── TEXTE DE LA PAGE ──

Un père incestueux traduit en justice

Un père incestueux traduit en justice

L’idée ne lui a jamais effleuré l’esprit. Elle n’a jamais pensé qu’elle pourrait, un jour, devenir la femme d’un enseignant. A quinze ans, elle avait certes remarqué l’intérêt que lui portait son professeur d’éducation islamique, mais elle a gardé ses distances et découragé toute avance éventuelle de sa part. A dix-huit ans, elle ne pouvait plus. Ceci d’autant plus que Hassan a une bonne réputation parmi le corps enseignant de l’établissement scolaire du quartier Sidi Bernoussi à Casablanca que la jeune fille fréquente.

───

**CONSIGNES**
a) Résumez en quelques phrases le paragraphe de l'article qui commence par « L'idée ne lui a jamais effleuré l'esprit », en gardant ses faits principaux.
b) D'après l'article, dans quel quartier de Casablanca se trouve l'établissement scolaire que fréquente la jeune fille ?
c) Extrayez de l'article le passage allant de « L’idée ne lui » à « jeune fille fréquente. ».

── DONNÉES SOURCES ──

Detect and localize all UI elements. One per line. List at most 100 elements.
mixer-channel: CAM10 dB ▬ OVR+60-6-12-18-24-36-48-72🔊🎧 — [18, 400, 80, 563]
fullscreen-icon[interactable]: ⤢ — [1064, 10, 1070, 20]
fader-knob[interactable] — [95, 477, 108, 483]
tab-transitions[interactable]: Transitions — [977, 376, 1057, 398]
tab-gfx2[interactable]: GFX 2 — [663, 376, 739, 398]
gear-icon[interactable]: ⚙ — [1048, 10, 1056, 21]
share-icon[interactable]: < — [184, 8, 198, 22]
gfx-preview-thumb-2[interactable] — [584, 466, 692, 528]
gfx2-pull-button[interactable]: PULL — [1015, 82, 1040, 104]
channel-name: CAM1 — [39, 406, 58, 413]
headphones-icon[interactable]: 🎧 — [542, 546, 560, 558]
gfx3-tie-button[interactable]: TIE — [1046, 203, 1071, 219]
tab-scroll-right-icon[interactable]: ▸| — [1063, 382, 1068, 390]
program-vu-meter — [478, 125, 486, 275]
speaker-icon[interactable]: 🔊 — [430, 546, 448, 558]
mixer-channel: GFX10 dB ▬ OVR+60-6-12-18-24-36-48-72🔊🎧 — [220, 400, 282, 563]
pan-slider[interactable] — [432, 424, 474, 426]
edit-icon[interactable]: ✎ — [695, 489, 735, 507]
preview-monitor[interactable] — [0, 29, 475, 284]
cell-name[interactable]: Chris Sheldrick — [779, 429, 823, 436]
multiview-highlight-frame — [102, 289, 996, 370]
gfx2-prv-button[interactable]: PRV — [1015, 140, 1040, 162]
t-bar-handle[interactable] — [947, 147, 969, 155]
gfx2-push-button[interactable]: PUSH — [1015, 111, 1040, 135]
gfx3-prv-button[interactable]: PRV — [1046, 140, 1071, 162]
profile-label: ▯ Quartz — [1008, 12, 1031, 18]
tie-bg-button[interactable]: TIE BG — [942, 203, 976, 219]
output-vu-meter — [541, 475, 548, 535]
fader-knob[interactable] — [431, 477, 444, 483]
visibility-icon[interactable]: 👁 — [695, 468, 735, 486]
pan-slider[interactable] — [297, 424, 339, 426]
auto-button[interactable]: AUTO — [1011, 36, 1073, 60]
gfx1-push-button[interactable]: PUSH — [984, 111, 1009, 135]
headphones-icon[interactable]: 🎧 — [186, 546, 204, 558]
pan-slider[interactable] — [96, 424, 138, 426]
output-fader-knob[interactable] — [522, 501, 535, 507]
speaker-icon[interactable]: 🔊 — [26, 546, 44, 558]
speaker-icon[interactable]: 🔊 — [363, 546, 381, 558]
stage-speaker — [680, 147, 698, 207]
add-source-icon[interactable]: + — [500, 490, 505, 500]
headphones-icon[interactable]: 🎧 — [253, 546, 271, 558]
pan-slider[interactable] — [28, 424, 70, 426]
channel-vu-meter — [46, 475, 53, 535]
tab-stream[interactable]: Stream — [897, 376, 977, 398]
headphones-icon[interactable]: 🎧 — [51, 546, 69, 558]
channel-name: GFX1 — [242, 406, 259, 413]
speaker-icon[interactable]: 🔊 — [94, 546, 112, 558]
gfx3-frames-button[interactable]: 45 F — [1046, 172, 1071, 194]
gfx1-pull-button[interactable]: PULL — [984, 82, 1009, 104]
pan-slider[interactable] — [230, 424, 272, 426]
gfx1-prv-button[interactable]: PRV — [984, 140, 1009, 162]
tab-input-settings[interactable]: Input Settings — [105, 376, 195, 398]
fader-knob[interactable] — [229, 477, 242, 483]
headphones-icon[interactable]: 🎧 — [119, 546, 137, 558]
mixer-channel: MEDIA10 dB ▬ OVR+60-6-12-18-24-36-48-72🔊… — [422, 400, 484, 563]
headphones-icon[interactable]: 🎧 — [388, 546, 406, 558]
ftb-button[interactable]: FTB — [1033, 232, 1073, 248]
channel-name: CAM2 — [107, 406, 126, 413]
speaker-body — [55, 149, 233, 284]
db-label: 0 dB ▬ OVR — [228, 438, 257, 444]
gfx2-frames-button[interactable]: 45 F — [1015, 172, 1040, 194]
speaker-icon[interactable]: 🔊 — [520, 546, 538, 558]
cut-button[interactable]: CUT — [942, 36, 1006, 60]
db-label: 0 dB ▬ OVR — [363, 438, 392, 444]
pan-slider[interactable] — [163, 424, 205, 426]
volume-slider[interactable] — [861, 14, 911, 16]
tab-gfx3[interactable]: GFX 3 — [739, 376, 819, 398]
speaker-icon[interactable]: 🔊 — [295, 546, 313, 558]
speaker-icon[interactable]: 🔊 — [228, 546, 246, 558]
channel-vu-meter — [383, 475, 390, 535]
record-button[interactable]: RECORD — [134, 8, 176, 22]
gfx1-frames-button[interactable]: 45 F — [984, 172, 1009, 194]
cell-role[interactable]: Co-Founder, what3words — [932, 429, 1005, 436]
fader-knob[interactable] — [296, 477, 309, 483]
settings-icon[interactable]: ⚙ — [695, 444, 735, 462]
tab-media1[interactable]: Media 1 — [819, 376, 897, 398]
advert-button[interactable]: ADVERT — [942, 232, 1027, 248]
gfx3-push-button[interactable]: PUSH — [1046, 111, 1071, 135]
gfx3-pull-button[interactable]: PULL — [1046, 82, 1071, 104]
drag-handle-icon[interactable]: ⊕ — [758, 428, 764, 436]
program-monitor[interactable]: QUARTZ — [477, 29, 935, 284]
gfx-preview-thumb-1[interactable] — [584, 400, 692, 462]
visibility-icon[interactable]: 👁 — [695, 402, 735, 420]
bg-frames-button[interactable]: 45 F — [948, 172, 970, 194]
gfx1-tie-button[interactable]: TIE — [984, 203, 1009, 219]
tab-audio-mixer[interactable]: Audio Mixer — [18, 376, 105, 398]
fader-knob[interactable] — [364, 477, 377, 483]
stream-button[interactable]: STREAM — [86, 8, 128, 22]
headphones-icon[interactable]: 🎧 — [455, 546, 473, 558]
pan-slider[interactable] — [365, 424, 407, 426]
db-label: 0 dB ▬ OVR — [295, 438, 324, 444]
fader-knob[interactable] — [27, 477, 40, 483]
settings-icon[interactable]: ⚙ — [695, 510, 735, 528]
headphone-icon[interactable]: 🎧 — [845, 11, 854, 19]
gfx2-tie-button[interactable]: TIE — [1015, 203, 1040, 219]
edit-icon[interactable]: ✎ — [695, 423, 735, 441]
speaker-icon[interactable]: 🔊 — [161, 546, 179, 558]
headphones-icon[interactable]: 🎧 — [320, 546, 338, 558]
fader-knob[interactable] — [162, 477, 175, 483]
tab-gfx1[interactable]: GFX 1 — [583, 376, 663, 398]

───

**RÉPONSES**
a) Elle n'avait jamais imaginé devenir un jour la femme d'un enseignant. À quinze ans, elle avait remarqué l'intérêt que lui portait son professeur d'éducation islamique, mais elle avait gardé ses distances et découragé toute avance. À dix-huit ans, elle ne le pouvait plus, d'autant que Hassan a une bonne réputation parmi les enseignants de l'établissement du quartier Sidi Bernoussi, à Casablanca, qu'elle fréquente.

b) Dans le quartier Sidi Bernoussi.

c)
L’idée ne lui a jamais effleuré l’esprit. Elle n’a jamais pensé qu’elle pourrait, un jour, devenir la femme d’un enseignant. A quinze ans, elle avait certes remarqué l’intérêt que lui portait son professeur d’éducation islamique, mais elle a gardé ses distances et découragé toute avance éventuelle de sa part. A dix-huit ans, elle ne pouvait plus. Ceci d’autant plus que Hassan a une bonne réputation parmi le corps enseignant de l’établissement scolaire du quartier Sidi Bernoussi à Casablanca que la jeune fille fréquente.